Set task:
Give the number of lines in the data that contain "name", and nothing more.

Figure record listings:
■ ■ ■ ■ ■

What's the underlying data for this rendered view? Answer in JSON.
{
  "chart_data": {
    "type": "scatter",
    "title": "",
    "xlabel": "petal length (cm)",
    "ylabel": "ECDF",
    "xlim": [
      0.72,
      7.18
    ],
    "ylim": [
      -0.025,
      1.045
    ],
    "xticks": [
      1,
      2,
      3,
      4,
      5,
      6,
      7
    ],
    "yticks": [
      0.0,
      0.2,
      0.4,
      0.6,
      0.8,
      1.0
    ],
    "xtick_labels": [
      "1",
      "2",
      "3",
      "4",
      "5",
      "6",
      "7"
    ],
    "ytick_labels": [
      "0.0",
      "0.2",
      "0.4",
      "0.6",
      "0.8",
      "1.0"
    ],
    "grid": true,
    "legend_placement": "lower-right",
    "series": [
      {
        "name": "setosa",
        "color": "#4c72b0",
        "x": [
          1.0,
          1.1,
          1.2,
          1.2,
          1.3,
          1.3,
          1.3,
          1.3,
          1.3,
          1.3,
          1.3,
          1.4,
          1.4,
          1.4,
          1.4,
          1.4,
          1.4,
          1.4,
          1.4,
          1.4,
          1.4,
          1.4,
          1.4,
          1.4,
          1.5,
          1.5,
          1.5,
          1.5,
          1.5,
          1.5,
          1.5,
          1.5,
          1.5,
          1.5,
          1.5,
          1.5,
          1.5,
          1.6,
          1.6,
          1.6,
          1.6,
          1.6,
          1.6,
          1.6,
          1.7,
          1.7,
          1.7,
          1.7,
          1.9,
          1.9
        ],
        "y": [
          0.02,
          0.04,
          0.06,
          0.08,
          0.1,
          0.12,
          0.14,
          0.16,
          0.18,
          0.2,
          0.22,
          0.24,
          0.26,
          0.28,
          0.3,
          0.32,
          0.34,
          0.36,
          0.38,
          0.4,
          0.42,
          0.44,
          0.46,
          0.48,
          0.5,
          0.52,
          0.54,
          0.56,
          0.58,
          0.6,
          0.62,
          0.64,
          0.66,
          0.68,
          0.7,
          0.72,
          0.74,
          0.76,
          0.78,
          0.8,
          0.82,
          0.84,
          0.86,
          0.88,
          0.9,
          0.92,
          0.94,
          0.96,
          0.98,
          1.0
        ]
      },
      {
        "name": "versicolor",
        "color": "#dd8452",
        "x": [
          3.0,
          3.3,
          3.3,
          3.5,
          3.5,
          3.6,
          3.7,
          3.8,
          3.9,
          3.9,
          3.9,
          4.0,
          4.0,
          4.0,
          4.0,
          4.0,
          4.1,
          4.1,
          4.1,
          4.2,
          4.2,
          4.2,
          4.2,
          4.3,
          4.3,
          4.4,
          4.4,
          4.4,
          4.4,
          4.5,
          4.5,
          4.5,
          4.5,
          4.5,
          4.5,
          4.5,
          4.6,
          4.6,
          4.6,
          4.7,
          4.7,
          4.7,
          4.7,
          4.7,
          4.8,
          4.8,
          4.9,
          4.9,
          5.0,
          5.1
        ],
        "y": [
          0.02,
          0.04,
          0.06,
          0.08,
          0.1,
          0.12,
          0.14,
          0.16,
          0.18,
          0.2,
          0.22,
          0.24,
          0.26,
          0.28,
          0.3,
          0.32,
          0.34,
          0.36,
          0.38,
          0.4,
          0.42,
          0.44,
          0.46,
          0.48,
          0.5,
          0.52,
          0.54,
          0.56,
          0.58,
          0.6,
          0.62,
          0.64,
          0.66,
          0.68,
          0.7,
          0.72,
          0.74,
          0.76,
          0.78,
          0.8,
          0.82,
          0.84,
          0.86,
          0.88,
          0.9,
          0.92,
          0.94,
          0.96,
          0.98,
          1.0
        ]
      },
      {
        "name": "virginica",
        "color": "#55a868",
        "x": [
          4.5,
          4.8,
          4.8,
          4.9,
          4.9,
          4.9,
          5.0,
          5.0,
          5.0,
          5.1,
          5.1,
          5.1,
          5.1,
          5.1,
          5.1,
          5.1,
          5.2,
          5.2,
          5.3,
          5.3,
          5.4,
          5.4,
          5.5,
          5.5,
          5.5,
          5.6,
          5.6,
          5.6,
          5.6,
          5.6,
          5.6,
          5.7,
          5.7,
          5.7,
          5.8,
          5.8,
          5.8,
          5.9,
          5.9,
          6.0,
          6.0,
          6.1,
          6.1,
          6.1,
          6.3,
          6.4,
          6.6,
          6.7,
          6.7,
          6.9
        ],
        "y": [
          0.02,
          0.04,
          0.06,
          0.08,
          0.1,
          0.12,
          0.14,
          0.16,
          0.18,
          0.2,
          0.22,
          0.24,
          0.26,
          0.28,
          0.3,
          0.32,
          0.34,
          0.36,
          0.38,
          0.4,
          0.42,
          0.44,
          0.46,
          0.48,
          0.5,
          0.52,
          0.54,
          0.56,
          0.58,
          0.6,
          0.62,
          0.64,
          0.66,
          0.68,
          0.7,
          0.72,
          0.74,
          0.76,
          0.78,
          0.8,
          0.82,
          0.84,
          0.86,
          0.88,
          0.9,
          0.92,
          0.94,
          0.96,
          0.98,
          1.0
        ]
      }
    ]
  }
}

■ ■ ■ ■ ■

The response:
3